- Job
Your answer should be one number: how many lines of the data include the string "default"?
━━━━━━
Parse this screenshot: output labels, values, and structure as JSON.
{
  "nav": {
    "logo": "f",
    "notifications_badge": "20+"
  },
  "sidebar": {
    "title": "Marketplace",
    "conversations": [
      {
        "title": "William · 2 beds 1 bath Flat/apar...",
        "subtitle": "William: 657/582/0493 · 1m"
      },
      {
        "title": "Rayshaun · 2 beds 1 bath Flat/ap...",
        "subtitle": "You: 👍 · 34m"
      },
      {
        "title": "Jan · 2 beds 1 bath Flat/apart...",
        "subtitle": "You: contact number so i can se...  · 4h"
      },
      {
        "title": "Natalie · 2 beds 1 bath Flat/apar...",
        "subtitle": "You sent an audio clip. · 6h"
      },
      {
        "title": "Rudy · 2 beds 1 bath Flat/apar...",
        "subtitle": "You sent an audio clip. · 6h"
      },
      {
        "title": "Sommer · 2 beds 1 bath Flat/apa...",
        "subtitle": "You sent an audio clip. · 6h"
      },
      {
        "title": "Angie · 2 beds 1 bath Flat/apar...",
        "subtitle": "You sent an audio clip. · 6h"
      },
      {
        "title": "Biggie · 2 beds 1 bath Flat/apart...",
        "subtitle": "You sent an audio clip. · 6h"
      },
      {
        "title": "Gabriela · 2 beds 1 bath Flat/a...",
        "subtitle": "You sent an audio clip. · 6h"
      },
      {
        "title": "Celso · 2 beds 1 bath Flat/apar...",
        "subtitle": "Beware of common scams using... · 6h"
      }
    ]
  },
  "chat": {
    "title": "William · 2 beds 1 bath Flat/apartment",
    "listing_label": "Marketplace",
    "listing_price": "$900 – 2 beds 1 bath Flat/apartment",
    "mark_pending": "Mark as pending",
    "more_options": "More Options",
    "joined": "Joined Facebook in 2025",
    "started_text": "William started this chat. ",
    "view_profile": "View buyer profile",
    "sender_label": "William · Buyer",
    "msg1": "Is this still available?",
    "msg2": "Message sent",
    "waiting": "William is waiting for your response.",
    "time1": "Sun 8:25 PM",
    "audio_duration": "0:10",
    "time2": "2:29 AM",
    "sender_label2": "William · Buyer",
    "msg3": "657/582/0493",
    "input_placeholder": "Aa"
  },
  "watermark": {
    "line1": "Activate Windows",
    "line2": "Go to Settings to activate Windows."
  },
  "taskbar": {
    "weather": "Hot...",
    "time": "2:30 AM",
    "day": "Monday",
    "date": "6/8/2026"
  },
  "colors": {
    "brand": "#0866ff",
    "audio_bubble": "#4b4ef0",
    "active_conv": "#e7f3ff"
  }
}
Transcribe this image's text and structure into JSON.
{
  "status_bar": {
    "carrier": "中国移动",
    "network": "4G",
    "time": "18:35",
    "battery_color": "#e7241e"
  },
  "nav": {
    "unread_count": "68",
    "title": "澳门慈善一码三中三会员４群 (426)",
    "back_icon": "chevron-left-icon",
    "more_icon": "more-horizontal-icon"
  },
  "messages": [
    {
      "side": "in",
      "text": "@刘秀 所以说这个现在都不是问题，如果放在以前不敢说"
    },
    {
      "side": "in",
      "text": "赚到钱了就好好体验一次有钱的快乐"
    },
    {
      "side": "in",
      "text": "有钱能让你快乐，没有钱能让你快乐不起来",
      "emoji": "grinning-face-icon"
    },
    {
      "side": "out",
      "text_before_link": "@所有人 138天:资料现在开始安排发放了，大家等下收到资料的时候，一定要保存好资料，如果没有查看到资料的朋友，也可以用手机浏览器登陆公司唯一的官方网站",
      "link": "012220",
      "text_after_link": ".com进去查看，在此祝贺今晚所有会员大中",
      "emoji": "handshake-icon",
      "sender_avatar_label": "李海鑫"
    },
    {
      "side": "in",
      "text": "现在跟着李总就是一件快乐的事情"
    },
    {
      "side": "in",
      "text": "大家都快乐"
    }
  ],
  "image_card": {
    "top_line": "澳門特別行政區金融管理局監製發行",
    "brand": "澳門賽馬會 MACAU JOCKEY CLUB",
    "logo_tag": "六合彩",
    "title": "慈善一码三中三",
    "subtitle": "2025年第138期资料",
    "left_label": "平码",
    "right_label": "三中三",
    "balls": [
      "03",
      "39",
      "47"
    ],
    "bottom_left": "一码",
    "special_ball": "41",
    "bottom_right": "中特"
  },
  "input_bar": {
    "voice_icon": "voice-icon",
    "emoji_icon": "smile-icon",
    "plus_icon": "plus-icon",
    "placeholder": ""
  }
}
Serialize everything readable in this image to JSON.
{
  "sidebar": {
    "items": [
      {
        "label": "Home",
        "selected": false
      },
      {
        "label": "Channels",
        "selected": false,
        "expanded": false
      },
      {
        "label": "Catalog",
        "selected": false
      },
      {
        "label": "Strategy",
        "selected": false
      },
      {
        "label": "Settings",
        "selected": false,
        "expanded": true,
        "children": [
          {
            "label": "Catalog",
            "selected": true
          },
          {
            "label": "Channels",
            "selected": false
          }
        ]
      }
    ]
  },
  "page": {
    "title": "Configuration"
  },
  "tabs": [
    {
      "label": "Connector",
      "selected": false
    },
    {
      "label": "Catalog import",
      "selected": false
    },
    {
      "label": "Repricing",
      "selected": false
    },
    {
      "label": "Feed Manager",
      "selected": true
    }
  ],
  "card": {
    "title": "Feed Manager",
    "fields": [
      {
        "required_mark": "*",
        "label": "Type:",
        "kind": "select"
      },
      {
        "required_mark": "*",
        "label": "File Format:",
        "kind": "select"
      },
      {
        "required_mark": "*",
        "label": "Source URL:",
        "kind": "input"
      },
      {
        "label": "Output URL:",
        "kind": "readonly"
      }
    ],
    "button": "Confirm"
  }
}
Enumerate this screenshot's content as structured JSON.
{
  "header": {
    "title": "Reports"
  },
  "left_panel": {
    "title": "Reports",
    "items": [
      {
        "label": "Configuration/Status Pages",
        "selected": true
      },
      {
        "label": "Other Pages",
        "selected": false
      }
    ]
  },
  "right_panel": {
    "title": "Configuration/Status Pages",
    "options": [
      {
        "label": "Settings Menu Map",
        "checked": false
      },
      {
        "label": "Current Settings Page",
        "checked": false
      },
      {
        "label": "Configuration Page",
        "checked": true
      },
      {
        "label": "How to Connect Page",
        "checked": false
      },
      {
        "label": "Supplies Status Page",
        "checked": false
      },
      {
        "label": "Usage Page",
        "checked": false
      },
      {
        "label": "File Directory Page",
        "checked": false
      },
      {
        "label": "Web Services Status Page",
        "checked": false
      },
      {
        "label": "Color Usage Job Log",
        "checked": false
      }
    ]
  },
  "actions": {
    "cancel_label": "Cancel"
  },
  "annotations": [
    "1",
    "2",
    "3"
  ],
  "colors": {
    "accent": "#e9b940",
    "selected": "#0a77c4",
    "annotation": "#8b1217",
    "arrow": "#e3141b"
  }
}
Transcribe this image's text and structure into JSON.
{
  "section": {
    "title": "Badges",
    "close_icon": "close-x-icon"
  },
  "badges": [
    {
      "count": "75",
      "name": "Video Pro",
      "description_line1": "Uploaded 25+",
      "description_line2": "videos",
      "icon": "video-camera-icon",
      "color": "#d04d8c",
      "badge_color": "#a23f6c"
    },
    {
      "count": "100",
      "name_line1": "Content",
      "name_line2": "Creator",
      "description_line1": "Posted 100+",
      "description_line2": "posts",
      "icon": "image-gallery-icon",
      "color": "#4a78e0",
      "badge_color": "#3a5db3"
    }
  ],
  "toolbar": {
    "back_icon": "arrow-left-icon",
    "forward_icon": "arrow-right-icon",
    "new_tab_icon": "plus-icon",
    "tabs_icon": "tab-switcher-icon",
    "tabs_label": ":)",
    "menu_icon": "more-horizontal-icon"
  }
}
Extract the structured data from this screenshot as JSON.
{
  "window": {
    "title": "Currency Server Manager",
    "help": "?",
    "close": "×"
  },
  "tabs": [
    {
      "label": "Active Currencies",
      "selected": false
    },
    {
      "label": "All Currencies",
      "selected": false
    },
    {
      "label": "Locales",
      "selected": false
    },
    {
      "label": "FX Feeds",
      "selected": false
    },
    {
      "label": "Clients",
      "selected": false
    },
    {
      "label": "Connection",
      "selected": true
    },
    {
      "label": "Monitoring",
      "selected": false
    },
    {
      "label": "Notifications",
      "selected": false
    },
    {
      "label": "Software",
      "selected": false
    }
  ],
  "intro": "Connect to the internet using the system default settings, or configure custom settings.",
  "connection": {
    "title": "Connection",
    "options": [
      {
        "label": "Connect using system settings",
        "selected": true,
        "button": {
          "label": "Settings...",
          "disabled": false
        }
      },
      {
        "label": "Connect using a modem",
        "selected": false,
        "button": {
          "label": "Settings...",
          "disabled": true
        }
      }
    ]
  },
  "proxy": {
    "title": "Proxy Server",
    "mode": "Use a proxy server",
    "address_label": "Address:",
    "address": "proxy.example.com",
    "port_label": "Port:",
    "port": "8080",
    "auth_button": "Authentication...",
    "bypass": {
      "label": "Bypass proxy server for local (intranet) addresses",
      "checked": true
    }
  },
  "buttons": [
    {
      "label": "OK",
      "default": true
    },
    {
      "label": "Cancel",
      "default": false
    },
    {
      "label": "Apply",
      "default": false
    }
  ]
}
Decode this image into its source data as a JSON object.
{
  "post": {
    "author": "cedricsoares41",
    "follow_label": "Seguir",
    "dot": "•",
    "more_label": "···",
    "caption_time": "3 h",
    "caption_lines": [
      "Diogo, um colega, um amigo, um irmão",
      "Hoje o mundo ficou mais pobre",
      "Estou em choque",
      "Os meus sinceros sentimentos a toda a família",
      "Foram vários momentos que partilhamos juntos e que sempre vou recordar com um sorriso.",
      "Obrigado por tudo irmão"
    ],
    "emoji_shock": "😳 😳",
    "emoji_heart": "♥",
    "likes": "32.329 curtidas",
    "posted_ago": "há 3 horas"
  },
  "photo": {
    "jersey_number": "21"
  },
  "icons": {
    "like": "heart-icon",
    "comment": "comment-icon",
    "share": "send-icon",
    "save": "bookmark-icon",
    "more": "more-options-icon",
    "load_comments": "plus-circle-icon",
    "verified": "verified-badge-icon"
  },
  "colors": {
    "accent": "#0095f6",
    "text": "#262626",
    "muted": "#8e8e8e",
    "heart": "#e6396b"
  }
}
━━━━━━
- Correct answer
4